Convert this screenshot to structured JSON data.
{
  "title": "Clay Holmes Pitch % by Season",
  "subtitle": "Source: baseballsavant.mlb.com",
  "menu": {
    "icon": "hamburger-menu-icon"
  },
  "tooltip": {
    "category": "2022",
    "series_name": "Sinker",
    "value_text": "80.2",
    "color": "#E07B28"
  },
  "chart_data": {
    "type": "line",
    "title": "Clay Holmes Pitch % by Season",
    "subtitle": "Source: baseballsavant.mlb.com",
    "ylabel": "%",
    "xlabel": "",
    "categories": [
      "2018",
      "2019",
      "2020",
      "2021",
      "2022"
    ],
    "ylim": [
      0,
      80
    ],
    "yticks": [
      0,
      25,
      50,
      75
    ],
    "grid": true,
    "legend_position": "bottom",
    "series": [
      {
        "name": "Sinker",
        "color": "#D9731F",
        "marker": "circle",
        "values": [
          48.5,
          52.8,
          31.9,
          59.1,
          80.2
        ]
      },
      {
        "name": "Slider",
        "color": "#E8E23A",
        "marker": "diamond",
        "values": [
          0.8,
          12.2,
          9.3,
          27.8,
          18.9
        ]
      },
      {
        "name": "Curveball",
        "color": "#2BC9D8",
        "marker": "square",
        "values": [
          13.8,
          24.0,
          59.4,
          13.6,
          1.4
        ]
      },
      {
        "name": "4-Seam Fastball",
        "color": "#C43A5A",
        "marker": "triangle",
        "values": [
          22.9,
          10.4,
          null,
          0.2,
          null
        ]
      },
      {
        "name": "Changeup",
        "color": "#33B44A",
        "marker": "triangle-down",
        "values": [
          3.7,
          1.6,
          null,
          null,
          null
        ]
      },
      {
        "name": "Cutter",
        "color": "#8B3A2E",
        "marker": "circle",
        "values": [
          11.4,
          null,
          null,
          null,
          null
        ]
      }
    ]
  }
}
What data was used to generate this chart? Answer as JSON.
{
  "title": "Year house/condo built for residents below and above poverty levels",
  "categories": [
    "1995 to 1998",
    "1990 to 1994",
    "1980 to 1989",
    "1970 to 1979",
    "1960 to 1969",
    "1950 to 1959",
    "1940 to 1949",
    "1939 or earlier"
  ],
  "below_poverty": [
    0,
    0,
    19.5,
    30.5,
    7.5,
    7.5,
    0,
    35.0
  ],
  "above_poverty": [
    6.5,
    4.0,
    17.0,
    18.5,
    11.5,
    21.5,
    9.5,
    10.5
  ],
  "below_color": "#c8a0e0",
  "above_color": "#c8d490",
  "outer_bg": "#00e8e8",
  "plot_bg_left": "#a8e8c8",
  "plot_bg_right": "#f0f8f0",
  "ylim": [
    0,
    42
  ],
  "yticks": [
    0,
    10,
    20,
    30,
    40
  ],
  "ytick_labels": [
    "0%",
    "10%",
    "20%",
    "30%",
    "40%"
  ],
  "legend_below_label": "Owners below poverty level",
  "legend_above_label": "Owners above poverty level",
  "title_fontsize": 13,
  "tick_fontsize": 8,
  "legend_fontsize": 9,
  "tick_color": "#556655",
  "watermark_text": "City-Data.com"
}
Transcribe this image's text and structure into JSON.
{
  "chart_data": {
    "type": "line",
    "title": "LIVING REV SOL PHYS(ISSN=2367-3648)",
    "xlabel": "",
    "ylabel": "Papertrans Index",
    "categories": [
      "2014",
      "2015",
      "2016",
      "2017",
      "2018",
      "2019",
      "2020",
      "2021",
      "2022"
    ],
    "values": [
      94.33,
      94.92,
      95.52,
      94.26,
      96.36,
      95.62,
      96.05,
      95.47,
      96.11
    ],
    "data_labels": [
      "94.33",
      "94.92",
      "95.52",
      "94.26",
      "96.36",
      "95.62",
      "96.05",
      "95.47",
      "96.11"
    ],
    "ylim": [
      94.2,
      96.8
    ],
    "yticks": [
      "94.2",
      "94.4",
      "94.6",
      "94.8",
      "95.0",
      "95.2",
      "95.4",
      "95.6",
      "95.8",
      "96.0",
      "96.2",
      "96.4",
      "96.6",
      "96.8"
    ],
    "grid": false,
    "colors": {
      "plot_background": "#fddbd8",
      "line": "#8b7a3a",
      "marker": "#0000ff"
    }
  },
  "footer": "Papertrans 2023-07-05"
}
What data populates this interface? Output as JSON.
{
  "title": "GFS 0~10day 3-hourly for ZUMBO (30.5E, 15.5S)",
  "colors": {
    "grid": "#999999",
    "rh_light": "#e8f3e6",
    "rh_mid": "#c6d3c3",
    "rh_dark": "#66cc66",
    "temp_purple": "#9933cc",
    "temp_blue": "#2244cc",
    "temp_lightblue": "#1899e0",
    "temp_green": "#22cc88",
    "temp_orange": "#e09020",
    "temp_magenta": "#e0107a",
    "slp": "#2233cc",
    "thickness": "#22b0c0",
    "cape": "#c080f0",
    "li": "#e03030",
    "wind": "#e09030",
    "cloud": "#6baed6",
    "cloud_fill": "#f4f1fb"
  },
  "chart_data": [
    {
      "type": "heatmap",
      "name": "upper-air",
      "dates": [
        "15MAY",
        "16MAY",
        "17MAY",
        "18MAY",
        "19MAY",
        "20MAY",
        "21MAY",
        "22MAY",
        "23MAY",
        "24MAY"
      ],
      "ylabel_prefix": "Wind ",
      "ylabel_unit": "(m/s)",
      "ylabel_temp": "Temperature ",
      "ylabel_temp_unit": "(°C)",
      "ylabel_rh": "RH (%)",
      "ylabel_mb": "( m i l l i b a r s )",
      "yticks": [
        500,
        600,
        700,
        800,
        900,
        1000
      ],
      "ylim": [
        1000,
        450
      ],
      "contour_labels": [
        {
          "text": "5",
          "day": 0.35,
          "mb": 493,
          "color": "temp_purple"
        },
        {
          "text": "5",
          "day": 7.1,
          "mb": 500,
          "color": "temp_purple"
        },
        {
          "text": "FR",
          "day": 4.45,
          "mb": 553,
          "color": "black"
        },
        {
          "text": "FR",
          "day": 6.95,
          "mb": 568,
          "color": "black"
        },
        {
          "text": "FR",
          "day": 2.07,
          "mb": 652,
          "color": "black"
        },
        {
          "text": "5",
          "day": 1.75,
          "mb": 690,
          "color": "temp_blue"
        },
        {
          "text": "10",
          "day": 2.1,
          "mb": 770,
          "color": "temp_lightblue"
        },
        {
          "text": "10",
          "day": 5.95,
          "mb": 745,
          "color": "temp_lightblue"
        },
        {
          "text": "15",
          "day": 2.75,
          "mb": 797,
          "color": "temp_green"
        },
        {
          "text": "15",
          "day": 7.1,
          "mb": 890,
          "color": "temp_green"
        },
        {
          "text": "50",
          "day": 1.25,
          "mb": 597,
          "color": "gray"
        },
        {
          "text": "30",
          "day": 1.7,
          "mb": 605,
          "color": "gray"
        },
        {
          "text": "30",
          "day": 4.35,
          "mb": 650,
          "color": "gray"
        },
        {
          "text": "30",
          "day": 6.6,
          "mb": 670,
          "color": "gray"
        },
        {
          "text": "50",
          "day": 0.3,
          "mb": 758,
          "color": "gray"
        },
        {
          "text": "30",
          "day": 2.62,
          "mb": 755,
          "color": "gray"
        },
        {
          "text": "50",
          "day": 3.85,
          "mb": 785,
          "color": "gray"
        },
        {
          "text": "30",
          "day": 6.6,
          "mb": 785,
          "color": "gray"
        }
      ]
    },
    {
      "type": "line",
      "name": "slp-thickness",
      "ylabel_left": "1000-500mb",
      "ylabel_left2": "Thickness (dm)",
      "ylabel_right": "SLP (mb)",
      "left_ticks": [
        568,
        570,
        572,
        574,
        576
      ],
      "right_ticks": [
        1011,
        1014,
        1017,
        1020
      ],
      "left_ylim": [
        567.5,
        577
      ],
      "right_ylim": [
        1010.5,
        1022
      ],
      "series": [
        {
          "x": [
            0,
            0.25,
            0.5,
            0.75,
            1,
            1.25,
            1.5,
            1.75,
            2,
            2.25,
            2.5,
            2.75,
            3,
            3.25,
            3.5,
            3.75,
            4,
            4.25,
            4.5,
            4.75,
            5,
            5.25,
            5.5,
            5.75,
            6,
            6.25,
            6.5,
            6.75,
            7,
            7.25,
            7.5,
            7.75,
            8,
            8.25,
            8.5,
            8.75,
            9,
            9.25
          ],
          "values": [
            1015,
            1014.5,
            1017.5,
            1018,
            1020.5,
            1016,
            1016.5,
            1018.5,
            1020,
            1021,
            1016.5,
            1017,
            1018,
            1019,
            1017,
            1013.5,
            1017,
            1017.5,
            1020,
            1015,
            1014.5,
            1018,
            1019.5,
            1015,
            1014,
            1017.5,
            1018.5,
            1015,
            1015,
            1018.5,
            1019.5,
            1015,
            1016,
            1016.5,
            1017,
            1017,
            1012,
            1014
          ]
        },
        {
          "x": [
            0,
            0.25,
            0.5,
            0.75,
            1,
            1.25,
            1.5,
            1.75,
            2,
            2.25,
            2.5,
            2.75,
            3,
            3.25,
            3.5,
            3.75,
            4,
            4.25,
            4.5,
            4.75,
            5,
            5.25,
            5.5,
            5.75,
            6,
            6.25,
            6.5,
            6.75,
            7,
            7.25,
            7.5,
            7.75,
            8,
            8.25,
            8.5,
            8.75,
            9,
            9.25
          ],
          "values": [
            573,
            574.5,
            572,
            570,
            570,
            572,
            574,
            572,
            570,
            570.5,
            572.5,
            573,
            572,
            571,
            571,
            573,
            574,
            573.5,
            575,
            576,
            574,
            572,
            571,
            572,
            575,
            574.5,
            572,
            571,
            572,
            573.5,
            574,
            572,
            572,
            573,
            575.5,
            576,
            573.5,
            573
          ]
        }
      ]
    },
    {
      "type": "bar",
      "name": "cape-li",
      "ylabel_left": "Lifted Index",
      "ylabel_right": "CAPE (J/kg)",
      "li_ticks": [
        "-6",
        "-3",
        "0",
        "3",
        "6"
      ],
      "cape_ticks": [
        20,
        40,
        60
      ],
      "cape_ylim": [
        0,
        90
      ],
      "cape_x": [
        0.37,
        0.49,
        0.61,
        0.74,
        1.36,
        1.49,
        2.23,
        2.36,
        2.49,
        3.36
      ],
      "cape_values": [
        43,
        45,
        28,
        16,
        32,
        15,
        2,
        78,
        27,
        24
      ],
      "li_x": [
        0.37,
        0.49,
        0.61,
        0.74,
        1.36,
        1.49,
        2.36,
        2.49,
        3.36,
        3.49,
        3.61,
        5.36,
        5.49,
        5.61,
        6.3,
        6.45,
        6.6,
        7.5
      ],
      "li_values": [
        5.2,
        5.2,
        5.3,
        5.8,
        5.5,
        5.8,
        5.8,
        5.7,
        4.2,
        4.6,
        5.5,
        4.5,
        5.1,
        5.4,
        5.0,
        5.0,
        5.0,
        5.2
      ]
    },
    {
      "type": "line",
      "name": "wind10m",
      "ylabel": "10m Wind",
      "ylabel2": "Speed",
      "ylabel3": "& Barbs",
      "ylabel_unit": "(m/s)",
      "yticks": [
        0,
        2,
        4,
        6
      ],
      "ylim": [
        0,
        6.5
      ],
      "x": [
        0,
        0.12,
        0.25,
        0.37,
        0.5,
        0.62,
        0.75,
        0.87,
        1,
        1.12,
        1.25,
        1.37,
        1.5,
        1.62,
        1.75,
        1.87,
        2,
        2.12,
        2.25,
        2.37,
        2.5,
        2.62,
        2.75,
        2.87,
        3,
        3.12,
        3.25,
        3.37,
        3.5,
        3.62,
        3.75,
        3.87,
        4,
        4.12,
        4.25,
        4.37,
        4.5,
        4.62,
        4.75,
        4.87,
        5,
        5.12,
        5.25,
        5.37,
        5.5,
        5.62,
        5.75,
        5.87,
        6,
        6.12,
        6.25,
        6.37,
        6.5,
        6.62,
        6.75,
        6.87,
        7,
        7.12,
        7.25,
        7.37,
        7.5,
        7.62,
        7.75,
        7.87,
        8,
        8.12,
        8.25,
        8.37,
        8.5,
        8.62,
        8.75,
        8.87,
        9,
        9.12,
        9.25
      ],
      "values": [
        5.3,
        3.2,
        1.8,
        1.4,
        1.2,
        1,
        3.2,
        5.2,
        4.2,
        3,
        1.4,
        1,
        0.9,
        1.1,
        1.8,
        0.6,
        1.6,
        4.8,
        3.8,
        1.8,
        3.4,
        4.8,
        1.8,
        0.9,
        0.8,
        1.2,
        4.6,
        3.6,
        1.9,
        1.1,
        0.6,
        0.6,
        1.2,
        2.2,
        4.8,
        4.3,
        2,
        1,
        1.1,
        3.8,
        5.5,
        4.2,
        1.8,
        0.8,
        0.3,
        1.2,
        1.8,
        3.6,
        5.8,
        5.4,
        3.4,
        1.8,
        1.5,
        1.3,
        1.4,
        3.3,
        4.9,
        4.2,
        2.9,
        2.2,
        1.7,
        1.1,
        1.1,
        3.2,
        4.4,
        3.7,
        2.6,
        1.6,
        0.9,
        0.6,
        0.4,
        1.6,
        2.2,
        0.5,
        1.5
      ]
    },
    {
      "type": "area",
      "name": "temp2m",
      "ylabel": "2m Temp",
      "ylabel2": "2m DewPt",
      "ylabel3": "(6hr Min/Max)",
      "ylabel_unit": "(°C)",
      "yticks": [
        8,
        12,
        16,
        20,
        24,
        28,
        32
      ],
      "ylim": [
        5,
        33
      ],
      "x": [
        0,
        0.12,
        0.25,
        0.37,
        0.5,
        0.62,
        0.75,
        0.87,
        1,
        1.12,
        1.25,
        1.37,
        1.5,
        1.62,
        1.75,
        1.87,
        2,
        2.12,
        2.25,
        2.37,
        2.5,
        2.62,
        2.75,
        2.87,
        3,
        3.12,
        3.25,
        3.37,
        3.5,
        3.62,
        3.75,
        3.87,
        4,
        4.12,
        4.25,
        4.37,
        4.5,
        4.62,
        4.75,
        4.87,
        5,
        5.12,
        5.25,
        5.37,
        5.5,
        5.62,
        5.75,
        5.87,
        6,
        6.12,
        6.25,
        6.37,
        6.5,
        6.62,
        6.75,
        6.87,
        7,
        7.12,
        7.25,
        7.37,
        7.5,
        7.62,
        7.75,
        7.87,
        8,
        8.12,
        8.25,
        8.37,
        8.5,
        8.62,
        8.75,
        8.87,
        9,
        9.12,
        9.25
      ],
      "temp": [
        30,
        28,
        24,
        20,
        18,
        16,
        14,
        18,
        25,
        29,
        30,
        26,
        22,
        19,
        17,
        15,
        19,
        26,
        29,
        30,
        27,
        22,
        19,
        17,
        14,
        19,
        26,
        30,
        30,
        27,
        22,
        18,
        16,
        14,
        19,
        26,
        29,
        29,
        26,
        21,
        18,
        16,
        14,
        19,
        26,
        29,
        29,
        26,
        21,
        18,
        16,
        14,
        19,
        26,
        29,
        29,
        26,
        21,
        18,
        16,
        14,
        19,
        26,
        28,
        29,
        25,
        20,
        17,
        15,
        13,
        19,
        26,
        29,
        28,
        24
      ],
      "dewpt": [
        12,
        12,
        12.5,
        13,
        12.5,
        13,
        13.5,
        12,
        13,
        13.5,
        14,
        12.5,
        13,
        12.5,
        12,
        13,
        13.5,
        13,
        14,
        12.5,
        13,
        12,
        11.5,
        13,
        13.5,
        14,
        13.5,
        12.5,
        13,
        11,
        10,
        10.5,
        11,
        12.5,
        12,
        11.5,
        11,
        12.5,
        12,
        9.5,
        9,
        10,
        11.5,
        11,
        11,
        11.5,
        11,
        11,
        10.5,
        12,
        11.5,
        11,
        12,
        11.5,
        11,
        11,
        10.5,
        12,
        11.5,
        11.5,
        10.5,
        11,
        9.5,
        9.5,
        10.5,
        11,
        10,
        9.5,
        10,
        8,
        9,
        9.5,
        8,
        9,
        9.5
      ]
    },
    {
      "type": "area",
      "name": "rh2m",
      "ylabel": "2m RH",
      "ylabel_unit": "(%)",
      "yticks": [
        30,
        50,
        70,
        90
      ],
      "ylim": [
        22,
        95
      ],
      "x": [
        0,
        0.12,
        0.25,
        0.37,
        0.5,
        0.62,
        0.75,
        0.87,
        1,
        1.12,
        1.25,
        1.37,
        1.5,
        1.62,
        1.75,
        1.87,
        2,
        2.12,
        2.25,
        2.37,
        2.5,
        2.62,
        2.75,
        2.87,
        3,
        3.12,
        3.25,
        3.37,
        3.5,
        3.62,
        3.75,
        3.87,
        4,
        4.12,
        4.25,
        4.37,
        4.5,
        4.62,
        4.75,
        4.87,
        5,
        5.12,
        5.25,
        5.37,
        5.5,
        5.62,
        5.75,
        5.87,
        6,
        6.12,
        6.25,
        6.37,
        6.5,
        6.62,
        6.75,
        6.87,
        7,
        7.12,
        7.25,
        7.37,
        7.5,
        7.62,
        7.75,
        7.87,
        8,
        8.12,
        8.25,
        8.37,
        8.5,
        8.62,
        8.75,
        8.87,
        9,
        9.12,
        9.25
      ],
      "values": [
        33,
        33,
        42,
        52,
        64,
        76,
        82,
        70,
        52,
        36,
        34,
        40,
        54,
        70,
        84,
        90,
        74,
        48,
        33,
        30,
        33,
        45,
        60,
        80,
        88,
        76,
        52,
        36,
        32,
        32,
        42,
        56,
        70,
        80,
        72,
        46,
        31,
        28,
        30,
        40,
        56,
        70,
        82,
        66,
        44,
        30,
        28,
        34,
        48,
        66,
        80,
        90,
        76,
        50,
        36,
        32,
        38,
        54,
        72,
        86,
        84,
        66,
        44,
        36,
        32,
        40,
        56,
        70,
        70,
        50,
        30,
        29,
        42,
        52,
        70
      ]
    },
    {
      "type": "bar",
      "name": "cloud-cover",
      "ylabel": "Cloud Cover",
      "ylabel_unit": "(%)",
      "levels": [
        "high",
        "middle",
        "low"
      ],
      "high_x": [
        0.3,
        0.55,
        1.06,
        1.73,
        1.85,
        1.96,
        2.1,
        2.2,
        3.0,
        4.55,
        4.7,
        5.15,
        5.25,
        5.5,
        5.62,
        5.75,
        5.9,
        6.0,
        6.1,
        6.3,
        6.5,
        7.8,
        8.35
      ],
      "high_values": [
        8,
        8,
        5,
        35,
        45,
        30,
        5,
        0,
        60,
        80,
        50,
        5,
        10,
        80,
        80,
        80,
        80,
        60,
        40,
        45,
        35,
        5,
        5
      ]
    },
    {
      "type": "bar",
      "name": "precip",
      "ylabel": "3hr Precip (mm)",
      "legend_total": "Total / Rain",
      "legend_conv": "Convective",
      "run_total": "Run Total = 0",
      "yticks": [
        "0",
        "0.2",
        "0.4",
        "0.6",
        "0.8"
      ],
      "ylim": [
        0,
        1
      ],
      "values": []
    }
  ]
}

•••

> [Problem description] Find the string "JSON" in the records, then copy each line where it occurs.

> [Solution for this task]
Convert this screenshot to structured JSON data.
What data was used to generate this chart? Answer as JSON.
Transcribe this image's text and structure into JSON.
What data populates this interface? Output as JSON.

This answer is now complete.